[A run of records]
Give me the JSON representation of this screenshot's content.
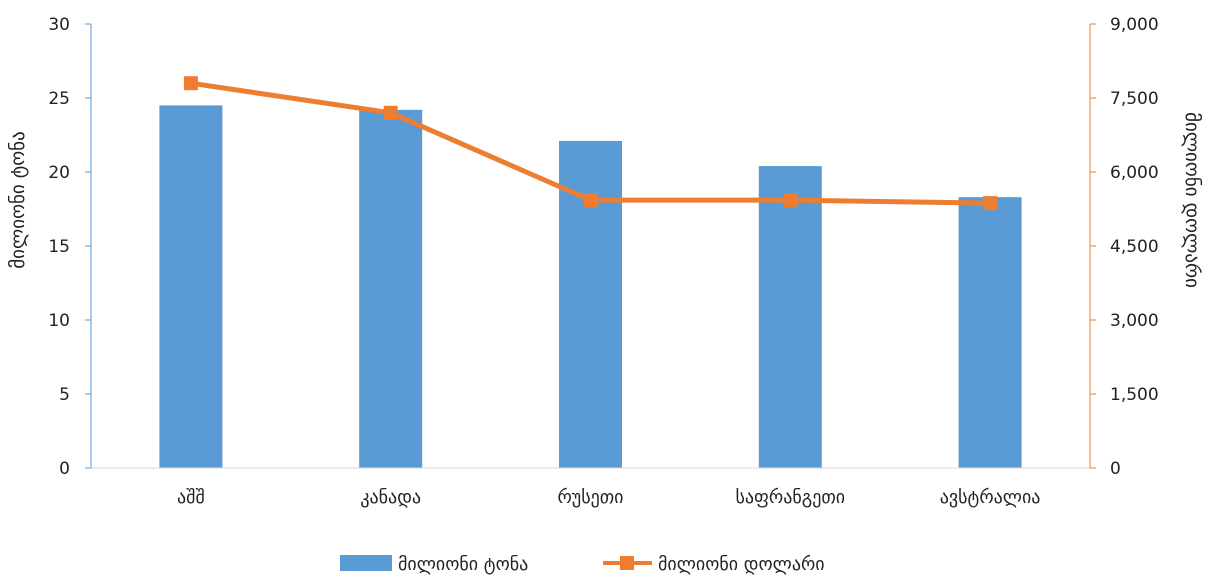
{
  "chart_data": {
    "type": "bar+line",
    "categories": [
      "აშშ",
      "კანადა",
      "რუსეთი",
      "საფრანგეთი",
      "ავსტრალია"
    ],
    "series": [
      {
        "name": "მილიონი ტონა",
        "type": "bar",
        "axis": "left",
        "values": [
          24.5,
          24.2,
          22.1,
          20.4,
          18.3
        ]
      },
      {
        "name": "მილიონი დოლარი",
        "type": "line",
        "axis": "right",
        "values": [
          7800,
          7200,
          5430,
          5430,
          5370
        ]
      }
    ],
    "y_left": {
      "label": "მილიონი ტონა",
      "min": 0,
      "max": 30,
      "ticks": [
        "0",
        "5",
        "10",
        "15",
        "20",
        "25",
        "30"
      ]
    },
    "y_right": {
      "label": "მილიონი დოლარი",
      "min": 0,
      "max": 9000,
      "ticks": [
        "0",
        "1,500",
        "3,000",
        "4,500",
        "6,000",
        "7,500",
        "9,000"
      ]
    },
    "grid": false,
    "legend": "bottom",
    "colors": {
      "bar": "#5b9bd5",
      "line": "#ed7d31",
      "left_axis": "#5b9bd5",
      "right_axis": "#ed7d31"
    }
  }
}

*Set problem*
Copy in full each line that holds the word "label".

*Solution to the exercise*
      "label": "მილიონი ტონა",
      "label": "მილიონი დოლარი",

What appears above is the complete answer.